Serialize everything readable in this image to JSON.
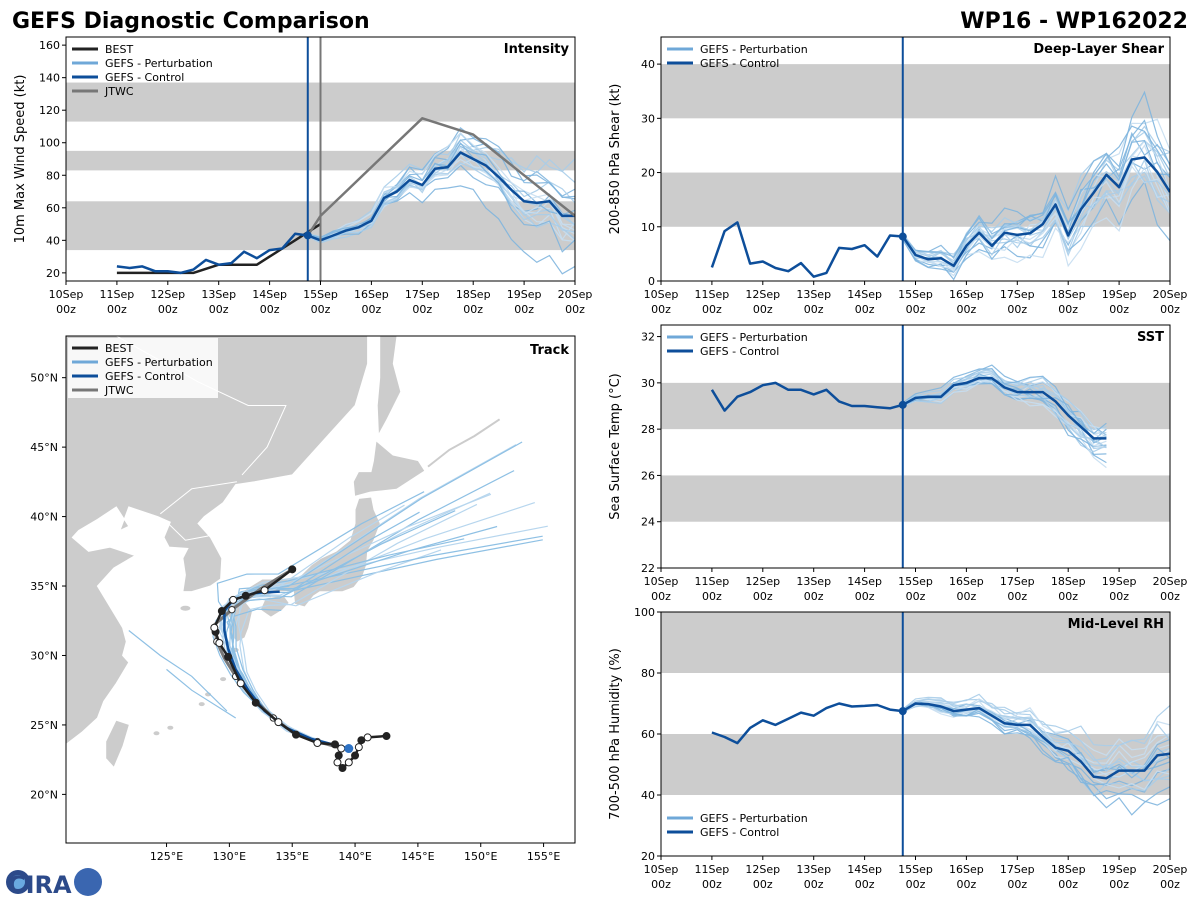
{
  "title_left": "GEFS Diagnostic Comparison",
  "title_right": "WP16 - WP162022",
  "logo_text": "CIRA",
  "colors": {
    "best": "#222222",
    "pert": "#7fb5de",
    "control": "#0d4e9a",
    "jtwc": "#777777",
    "band": "#cccccc"
  },
  "time_ticks": [
    "10Sep 00z",
    "11Sep 00z",
    "12Sep 00z",
    "13Sep 00z",
    "14Sep 00z",
    "15Sep 00z",
    "16Sep 00z",
    "17Sep 00z",
    "18Sep 00z",
    "19Sep 00z",
    "20Sep 00z"
  ],
  "chart_data": [
    {
      "id": "intensity",
      "type": "line",
      "title": "Intensity",
      "ylabel": "10m Max Wind Speed (kt)",
      "xlim": [
        0,
        10
      ],
      "ylim": [
        15,
        165
      ],
      "yticks": [
        20,
        40,
        60,
        80,
        100,
        120,
        140,
        160
      ],
      "bands": [
        [
          34,
          64
        ],
        [
          83,
          95
        ],
        [
          113,
          137
        ]
      ],
      "init_time": 4.75,
      "jtwc_line": 5.0,
      "legend": [
        "BEST",
        "GEFS - Perturbation",
        "GEFS - Control",
        "JTWC"
      ],
      "series": [
        {
          "name": "BEST",
          "x": [
            1,
            1.5,
            2,
            2.25,
            2.5,
            3,
            3.25,
            3.5,
            3.75,
            4,
            4.25,
            4.5,
            4.75,
            5
          ],
          "y": [
            20,
            20,
            20,
            20,
            20,
            25,
            25,
            25,
            25,
            30,
            35,
            40,
            45,
            50
          ]
        },
        {
          "name": "GEFS - Control",
          "x": [
            1,
            1.25,
            1.5,
            1.75,
            2,
            2.25,
            2.5,
            2.75,
            3,
            3.25,
            3.5,
            3.75,
            4,
            4.25,
            4.5,
            4.75,
            5,
            5.25,
            5.5,
            5.75,
            6,
            6.25,
            6.5,
            6.75,
            7,
            7.25,
            7.5,
            7.75,
            8,
            8.25,
            8.5,
            8.75,
            9,
            9.25,
            9.5,
            9.75,
            10
          ],
          "y": [
            24,
            23,
            24,
            21,
            21,
            20,
            22,
            28,
            25,
            26,
            33,
            29,
            34,
            35,
            44,
            43,
            40,
            43,
            46,
            48,
            52,
            66,
            70,
            77,
            74,
            84,
            85,
            94,
            90,
            86,
            79,
            71,
            64,
            63,
            64,
            55,
            55
          ]
        },
        {
          "name": "JTWC",
          "x": [
            4.75,
            5,
            5.5,
            6,
            7,
            8,
            9,
            10
          ],
          "y": [
            43,
            55,
            70,
            85,
            115,
            105,
            80,
            55
          ]
        }
      ],
      "perturbation_count": 20
    },
    {
      "id": "shear",
      "type": "line",
      "title": "Deep-Layer Shear",
      "ylabel": "200-850 hPa Shear (kt)",
      "xlim": [
        0,
        10
      ],
      "ylim": [
        0,
        45
      ],
      "yticks": [
        0,
        10,
        20,
        30,
        40
      ],
      "bands": [
        [
          10,
          20
        ],
        [
          30,
          40
        ]
      ],
      "init_time": 4.75,
      "legend": [
        "GEFS - Perturbation",
        "GEFS - Control"
      ],
      "series": [
        {
          "name": "GEFS - Control",
          "x": [
            1,
            1.25,
            1.5,
            1.75,
            2,
            2.25,
            2.5,
            2.75,
            3,
            3.25,
            3.5,
            3.75,
            4,
            4.25,
            4.5,
            4.75,
            5,
            5.25,
            5.5,
            5.75,
            6,
            6.25,
            6.5,
            6.75,
            7,
            7.25,
            7.5,
            7.75,
            8,
            8.25,
            8.5,
            8.75,
            9,
            9.25,
            9.5,
            9.75,
            10
          ],
          "y": [
            2.5,
            9.2,
            10.8,
            3.2,
            3.6,
            2.4,
            1.8,
            3.3,
            0.8,
            1.5,
            6.1,
            5.9,
            6.6,
            4.5,
            8.4,
            8.2,
            4.8,
            4.0,
            4.2,
            2.8,
            6.5,
            8.9,
            6.5,
            8.9,
            8.5,
            8.8,
            10.5,
            14.1,
            8.4,
            13.2,
            16.3,
            19.6,
            17.3,
            22.4,
            22.8,
            20.1,
            16.4
          ]
        }
      ],
      "perturbation_count": 20
    },
    {
      "id": "sst",
      "type": "line",
      "title": "SST",
      "ylabel": "Sea Surface Temp (°C)",
      "xlim": [
        0,
        10
      ],
      "ylim": [
        22,
        32.5
      ],
      "yticks": [
        22,
        24,
        26,
        28,
        30,
        32
      ],
      "bands": [
        [
          24,
          26
        ],
        [
          28,
          30
        ]
      ],
      "init_time": 4.75,
      "legend": [
        "GEFS - Perturbation",
        "GEFS - Control"
      ],
      "series": [
        {
          "name": "GEFS - Control",
          "x": [
            1,
            1.25,
            1.5,
            1.75,
            2,
            2.25,
            2.5,
            2.75,
            3,
            3.25,
            3.5,
            3.75,
            4,
            4.25,
            4.5,
            4.75,
            5,
            5.25,
            5.5,
            5.75,
            6,
            6.25,
            6.5,
            6.75,
            7,
            7.25,
            7.5,
            7.75,
            8,
            8.25,
            8.5,
            8.75
          ],
          "y": [
            29.7,
            28.8,
            29.4,
            29.6,
            29.9,
            30.0,
            29.7,
            29.7,
            29.5,
            29.7,
            29.2,
            29.0,
            29.0,
            28.95,
            28.9,
            29.05,
            29.35,
            29.4,
            29.4,
            29.9,
            30.0,
            30.2,
            30.2,
            29.8,
            29.6,
            29.6,
            29.6,
            29.2,
            28.6,
            28.1,
            27.6,
            27.6
          ]
        }
      ],
      "perturbation_count": 20
    },
    {
      "id": "rh",
      "type": "line",
      "title": "Mid-Level RH",
      "ylabel": "700-500 hPa Humidity (%)",
      "xlim": [
        0,
        10
      ],
      "ylim": [
        20,
        100
      ],
      "yticks": [
        20,
        40,
        60,
        80,
        100
      ],
      "bands": [
        [
          40,
          60
        ],
        [
          80,
          100
        ]
      ],
      "init_time": 4.75,
      "legend": [
        "GEFS - Perturbation",
        "GEFS - Control"
      ],
      "series": [
        {
          "name": "GEFS - Control",
          "x": [
            1,
            1.25,
            1.5,
            1.75,
            2,
            2.25,
            2.5,
            2.75,
            3,
            3.25,
            3.5,
            3.75,
            4,
            4.25,
            4.5,
            4.75,
            5,
            5.25,
            5.5,
            5.75,
            6,
            6.25,
            6.5,
            6.75,
            7,
            7.25,
            7.5,
            7.75,
            8,
            8.25,
            8.5,
            8.75,
            9,
            9.25,
            9.5,
            9.75,
            10
          ],
          "y": [
            60.5,
            59,
            57,
            62,
            64.5,
            63,
            65,
            67,
            66,
            68.5,
            70,
            69,
            69.2,
            69.5,
            68,
            67.5,
            70,
            69.8,
            69,
            67.5,
            68,
            68.5,
            66,
            63.5,
            63,
            63,
            59,
            55.5,
            54.5,
            51,
            46,
            45.5,
            48,
            48,
            48,
            53,
            53.5
          ]
        }
      ],
      "perturbation_count": 20
    },
    {
      "id": "track",
      "type": "scatter",
      "title": "Track",
      "lon_range": [
        117,
        157.5
      ],
      "lat_range": [
        16.5,
        53
      ],
      "lon_ticks": [
        "125°E",
        "130°E",
        "135°E",
        "140°E",
        "145°E",
        "150°E",
        "155°E"
      ],
      "lat_ticks": [
        "20°N",
        "25°N",
        "30°N",
        "35°N",
        "40°N",
        "45°N",
        "50°N"
      ],
      "lon_tick_values": [
        125,
        130,
        135,
        140,
        145,
        150,
        155
      ],
      "lat_tick_values": [
        20,
        25,
        30,
        35,
        40,
        45,
        50
      ],
      "legend": [
        "BEST",
        "GEFS - Perturbation",
        "GEFS - Control",
        "JTWC"
      ],
      "best": {
        "lon": [
          142.5,
          141.0,
          140.5,
          140.3,
          140.0,
          139.5,
          139.0,
          138.6,
          138.7,
          138.9,
          138.4,
          137.0,
          135.3,
          133.9,
          132.1,
          130.9,
          129.9,
          129.2,
          128.9,
          128.8,
          129.4,
          130.3,
          131.3,
          132.8,
          135.0
        ],
        "lat": [
          24.2,
          24.1,
          23.9,
          23.4,
          22.8,
          22.3,
          21.9,
          22.3,
          22.8,
          23.3,
          23.6,
          23.7,
          24.3,
          25.2,
          26.6,
          28.0,
          29.9,
          30.9,
          31.7,
          32.0,
          33.2,
          34.0,
          34.3,
          34.7,
          36.2
        ]
      },
      "jtwc": {
        "lon": [
          139.0,
          137.0,
          135.0,
          133.5,
          131.8,
          130.5,
          129.6,
          129.0,
          128.8,
          130.2,
          132.5,
          135.0
        ],
        "lat": [
          23.3,
          23.8,
          24.5,
          25.5,
          27.0,
          28.5,
          29.8,
          31.0,
          32.2,
          33.3,
          34.8,
          36.2
        ]
      },
      "control": {
        "lon": [
          139.5,
          138.2,
          136.5,
          134.5,
          132.8,
          131.5,
          130.5,
          129.9,
          129.6,
          129.6,
          130.3,
          132.0,
          134.0
        ],
        "lat": [
          23.3,
          23.6,
          24.0,
          24.8,
          26.0,
          27.5,
          29.0,
          30.5,
          31.8,
          33.2,
          34.0,
          34.5,
          34.6
        ]
      }
    }
  ]
}
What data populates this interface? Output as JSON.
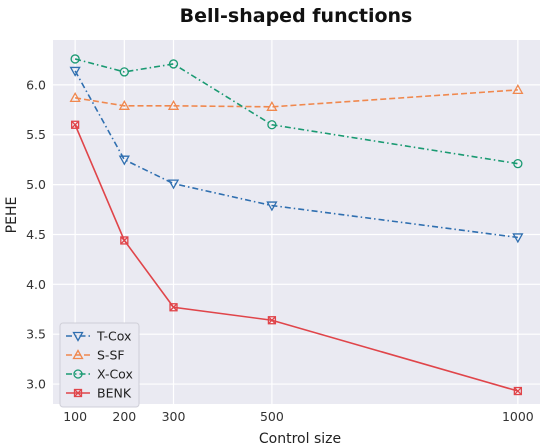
{
  "chart_data": {
    "type": "line",
    "title": "Bell-shaped functions",
    "xlabel": "Control size",
    "ylabel": "PEHE",
    "x": [
      100,
      200,
      300,
      500,
      1000
    ],
    "xticks": [
      100,
      200,
      300,
      500,
      1000
    ],
    "yticks": [
      3.0,
      3.5,
      4.0,
      4.5,
      5.0,
      5.5,
      6.0
    ],
    "xlim": [
      55,
      1045
    ],
    "ylim": [
      2.8,
      6.45
    ],
    "grid": true,
    "legend_position": "bottom-left",
    "background": "#eaeaf2",
    "series": [
      {
        "name": "T-Cox",
        "values": [
          6.14,
          5.25,
          5.01,
          4.79,
          4.47
        ],
        "color": "#2f6fb0",
        "dash": "dashdot",
        "marker": "triangle-down"
      },
      {
        "name": "S-SF",
        "values": [
          5.87,
          5.79,
          5.79,
          5.78,
          5.95
        ],
        "color": "#f0884e",
        "dash": "dashed",
        "marker": "triangle-up"
      },
      {
        "name": "X-Cox",
        "values": [
          6.26,
          6.13,
          6.21,
          5.6,
          5.21
        ],
        "color": "#1a9a72",
        "dash": "dashdot",
        "marker": "circle"
      },
      {
        "name": "BENK",
        "values": [
          5.6,
          4.44,
          3.77,
          3.64,
          2.93
        ],
        "color": "#e0454a",
        "dash": "solid",
        "marker": "x-box"
      }
    ]
  }
}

════

Answer with one number only: how many lines above contain the word "ylabel".

5